Task brief >> Set the data down again, exactly as it reads, but without the pictures.

Items from a figure collection:
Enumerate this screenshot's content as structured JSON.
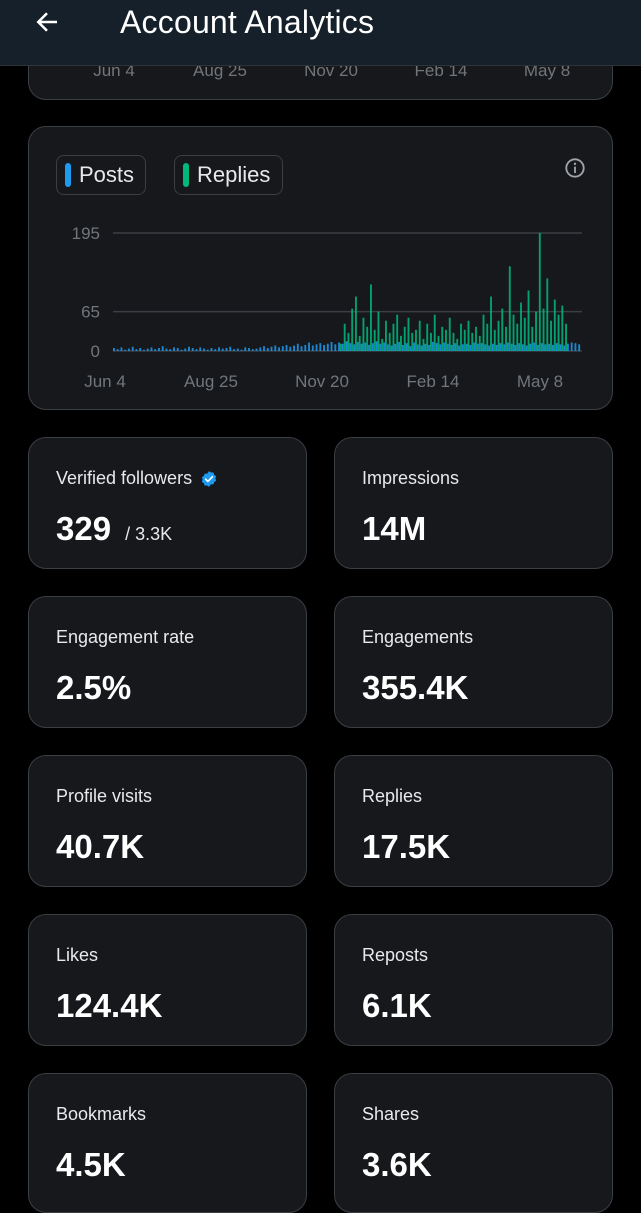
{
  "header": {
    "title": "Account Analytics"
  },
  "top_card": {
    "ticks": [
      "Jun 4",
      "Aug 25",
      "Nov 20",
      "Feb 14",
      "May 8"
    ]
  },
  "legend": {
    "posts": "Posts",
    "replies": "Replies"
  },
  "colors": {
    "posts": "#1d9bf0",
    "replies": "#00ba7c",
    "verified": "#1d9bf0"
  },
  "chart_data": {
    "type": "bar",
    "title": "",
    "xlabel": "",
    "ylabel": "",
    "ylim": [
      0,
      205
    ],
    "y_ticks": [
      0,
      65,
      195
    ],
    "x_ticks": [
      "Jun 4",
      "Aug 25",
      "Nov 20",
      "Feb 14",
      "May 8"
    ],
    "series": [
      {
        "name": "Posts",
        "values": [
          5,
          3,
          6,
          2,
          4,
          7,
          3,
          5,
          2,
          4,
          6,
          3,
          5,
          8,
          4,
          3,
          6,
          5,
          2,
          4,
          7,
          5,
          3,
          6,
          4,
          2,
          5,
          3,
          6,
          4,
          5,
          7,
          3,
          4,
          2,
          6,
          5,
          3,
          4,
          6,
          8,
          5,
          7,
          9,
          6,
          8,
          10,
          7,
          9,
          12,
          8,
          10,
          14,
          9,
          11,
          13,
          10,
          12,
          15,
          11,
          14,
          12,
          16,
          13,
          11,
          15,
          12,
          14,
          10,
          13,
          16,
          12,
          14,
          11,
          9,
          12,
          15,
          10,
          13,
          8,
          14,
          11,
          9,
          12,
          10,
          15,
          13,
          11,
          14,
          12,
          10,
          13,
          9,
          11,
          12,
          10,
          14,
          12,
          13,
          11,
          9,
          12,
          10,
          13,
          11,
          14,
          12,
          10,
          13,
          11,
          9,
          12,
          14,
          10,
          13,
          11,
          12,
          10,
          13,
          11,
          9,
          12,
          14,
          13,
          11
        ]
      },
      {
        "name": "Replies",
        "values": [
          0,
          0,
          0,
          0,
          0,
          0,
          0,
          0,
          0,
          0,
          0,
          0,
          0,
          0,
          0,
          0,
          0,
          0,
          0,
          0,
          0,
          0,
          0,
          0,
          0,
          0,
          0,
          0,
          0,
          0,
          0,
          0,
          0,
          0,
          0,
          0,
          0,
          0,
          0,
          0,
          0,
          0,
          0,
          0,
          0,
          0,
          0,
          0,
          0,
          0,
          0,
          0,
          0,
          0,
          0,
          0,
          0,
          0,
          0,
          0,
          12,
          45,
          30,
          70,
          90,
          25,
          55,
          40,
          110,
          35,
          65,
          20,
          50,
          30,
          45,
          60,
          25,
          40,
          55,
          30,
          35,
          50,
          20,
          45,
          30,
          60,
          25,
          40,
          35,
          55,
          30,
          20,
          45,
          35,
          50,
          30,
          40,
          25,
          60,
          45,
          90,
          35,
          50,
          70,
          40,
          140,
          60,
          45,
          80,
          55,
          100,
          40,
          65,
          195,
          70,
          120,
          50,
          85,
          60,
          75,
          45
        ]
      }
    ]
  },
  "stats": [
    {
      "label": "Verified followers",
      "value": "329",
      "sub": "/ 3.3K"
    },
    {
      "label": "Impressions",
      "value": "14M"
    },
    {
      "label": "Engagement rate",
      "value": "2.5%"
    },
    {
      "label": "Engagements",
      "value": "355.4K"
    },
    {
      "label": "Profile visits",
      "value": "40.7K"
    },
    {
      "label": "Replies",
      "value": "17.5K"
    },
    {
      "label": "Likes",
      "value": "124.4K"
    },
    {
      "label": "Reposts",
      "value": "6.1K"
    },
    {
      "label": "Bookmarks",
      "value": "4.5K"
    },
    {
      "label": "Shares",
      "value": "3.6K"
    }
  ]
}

Complete answer >>
Enumerate this screenshot's content as structured JSON.
{
  "header": {
    "title": "Account Analytics"
  },
  "top_card": {
    "ticks": [
      "Jun 4",
      "Aug 25",
      "Nov 20",
      "Feb 14",
      "May 8"
    ]
  },
  "legend": {
    "posts": "Posts",
    "replies": "Replies"
  },
  "colors": {
    "posts": "#1d9bf0",
    "replies": "#00ba7c",
    "verified": "#1d9bf0"
  },
  "chart_data": {
    "type": "bar",
    "title": "",
    "xlabel": "",
    "ylabel": "",
    "ylim": [
      0,
      205
    ],
    "y_ticks": [
      0,
      65,
      195
    ],
    "x_ticks": [
      "Jun 4",
      "Aug 25",
      "Nov 20",
      "Feb 14",
      "May 8"
    ],
    "series": [
      {
        "name": "Posts",
        "values": [
          5,
          3,
          6,
          2,
          4,
          7,
          3,
          5,
          2,
          4,
          6,
          3,
          5,
          8,
          4,
          3,
          6,
          5,
          2,
          4,
          7,
          5,
          3,
          6,
          4,
          2,
          5,
          3,
          6,
          4,
          5,
          7,
          3,
          4,
          2,
          6,
          5,
          3,
          4,
          6,
          8,
          5,
          7,
          9,
          6,
          8,
          10,
          7,
          9,
          12,
          8,
          10,
          14,
          9,
          11,
          13,
          10,
          12,
          15,
          11,
          14,
          12,
          16,
          13,
          11,
          15,
          12,
          14,
          10,
          13,
          16,
          12,
          14,
          11,
          9,
          12,
          15,
          10,
          13,
          8,
          14,
          11,
          9,
          12,
          10,
          15,
          13,
          11,
          14,
          12,
          10,
          13,
          9,
          11,
          12,
          10,
          14,
          12,
          13,
          11,
          9,
          12,
          10,
          13,
          11,
          14,
          12,
          10,
          13,
          11,
          9,
          12,
          14,
          10,
          13,
          11,
          12,
          10,
          13,
          11,
          9,
          12,
          14,
          13,
          11
        ]
      },
      {
        "name": "Replies",
        "values": [
          0,
          0,
          0,
          0,
          0,
          0,
          0,
          0,
          0,
          0,
          0,
          0,
          0,
          0,
          0,
          0,
          0,
          0,
          0,
          0,
          0,
          0,
          0,
          0,
          0,
          0,
          0,
          0,
          0,
          0,
          0,
          0,
          0,
          0,
          0,
          0,
          0,
          0,
          0,
          0,
          0,
          0,
          0,
          0,
          0,
          0,
          0,
          0,
          0,
          0,
          0,
          0,
          0,
          0,
          0,
          0,
          0,
          0,
          0,
          0,
          12,
          45,
          30,
          70,
          90,
          25,
          55,
          40,
          110,
          35,
          65,
          20,
          50,
          30,
          45,
          60,
          25,
          40,
          55,
          30,
          35,
          50,
          20,
          45,
          30,
          60,
          25,
          40,
          35,
          55,
          30,
          20,
          45,
          35,
          50,
          30,
          40,
          25,
          60,
          45,
          90,
          35,
          50,
          70,
          40,
          140,
          60,
          45,
          80,
          55,
          100,
          40,
          65,
          195,
          70,
          120,
          50,
          85,
          60,
          75,
          45
        ]
      }
    ]
  },
  "stats": [
    {
      "label": "Verified followers",
      "value": "329",
      "sub": "/ 3.3K"
    },
    {
      "label": "Impressions",
      "value": "14M"
    },
    {
      "label": "Engagement rate",
      "value": "2.5%"
    },
    {
      "label": "Engagements",
      "value": "355.4K"
    },
    {
      "label": "Profile visits",
      "value": "40.7K"
    },
    {
      "label": "Replies",
      "value": "17.5K"
    },
    {
      "label": "Likes",
      "value": "124.4K"
    },
    {
      "label": "Reposts",
      "value": "6.1K"
    },
    {
      "label": "Bookmarks",
      "value": "4.5K"
    },
    {
      "label": "Shares",
      "value": "3.6K"
    }
  ]
}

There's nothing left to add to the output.